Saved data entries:
* * * *
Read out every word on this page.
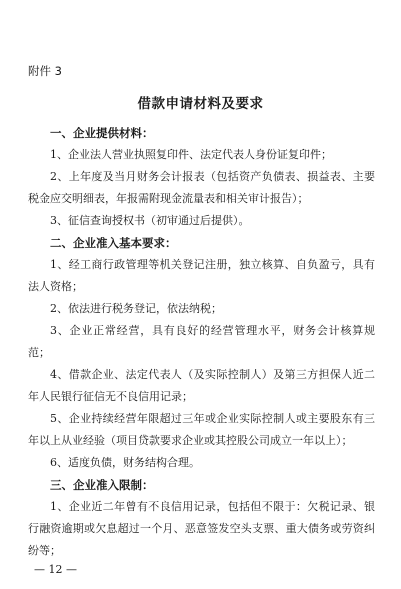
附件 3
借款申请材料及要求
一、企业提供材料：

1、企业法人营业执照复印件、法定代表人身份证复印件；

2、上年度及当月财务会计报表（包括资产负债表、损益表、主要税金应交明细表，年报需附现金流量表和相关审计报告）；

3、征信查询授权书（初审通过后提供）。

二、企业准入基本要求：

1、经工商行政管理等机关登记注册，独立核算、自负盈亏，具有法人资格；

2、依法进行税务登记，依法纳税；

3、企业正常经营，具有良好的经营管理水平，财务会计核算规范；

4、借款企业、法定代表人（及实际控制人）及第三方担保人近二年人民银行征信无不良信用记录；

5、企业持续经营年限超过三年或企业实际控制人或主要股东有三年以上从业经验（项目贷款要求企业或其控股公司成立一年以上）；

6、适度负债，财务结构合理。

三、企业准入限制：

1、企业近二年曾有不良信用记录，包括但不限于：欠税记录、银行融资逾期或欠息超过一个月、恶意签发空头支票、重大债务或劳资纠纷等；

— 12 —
* * * *
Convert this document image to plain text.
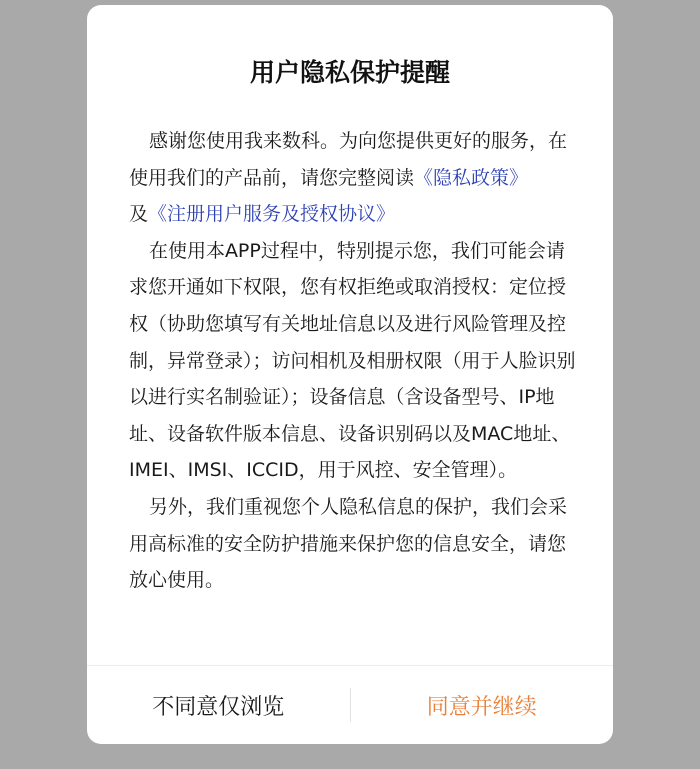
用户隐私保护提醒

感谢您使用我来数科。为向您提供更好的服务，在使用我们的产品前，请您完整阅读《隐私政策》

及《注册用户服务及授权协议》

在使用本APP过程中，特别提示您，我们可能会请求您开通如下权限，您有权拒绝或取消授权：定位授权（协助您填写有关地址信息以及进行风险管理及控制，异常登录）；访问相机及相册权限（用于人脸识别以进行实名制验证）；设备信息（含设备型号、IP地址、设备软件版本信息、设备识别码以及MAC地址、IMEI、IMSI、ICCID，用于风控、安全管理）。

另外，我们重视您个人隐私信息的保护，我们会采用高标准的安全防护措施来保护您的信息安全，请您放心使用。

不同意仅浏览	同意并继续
* * * *
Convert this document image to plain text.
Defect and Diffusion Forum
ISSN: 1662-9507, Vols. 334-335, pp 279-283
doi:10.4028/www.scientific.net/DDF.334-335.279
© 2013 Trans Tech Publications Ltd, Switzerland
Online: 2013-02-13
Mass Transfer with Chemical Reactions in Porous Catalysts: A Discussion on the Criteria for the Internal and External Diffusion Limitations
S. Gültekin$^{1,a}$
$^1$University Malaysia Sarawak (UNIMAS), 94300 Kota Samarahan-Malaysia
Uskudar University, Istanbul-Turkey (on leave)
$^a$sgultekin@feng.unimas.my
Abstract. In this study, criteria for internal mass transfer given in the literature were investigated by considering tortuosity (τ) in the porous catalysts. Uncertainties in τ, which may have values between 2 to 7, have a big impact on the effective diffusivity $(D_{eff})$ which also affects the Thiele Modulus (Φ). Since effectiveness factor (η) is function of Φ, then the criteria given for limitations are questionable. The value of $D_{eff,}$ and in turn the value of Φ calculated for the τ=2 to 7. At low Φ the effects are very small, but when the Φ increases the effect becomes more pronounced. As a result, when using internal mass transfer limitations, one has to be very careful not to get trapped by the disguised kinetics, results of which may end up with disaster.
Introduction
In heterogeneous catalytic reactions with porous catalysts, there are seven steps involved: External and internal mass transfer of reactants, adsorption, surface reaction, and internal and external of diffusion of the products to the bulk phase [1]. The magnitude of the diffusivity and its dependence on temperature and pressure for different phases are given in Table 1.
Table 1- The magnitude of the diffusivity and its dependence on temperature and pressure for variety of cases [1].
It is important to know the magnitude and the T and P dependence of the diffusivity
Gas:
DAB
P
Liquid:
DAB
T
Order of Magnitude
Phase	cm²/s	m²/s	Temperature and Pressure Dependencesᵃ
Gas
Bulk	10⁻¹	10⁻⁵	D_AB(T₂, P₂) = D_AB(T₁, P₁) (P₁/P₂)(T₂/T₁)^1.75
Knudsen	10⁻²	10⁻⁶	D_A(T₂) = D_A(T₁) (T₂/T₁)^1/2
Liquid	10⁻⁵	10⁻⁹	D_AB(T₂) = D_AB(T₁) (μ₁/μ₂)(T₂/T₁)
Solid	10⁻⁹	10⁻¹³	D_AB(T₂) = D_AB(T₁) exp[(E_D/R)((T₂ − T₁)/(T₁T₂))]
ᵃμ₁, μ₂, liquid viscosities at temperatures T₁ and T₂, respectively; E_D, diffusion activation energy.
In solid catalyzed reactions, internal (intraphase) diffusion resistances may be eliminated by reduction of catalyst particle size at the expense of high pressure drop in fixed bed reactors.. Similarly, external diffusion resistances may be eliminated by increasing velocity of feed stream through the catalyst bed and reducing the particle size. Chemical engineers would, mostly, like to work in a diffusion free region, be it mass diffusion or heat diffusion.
* * * *
REQUIREMENT: Say the number of lines in the records above that include the string "University", and no more.

EXERCISE RESPONSE: 2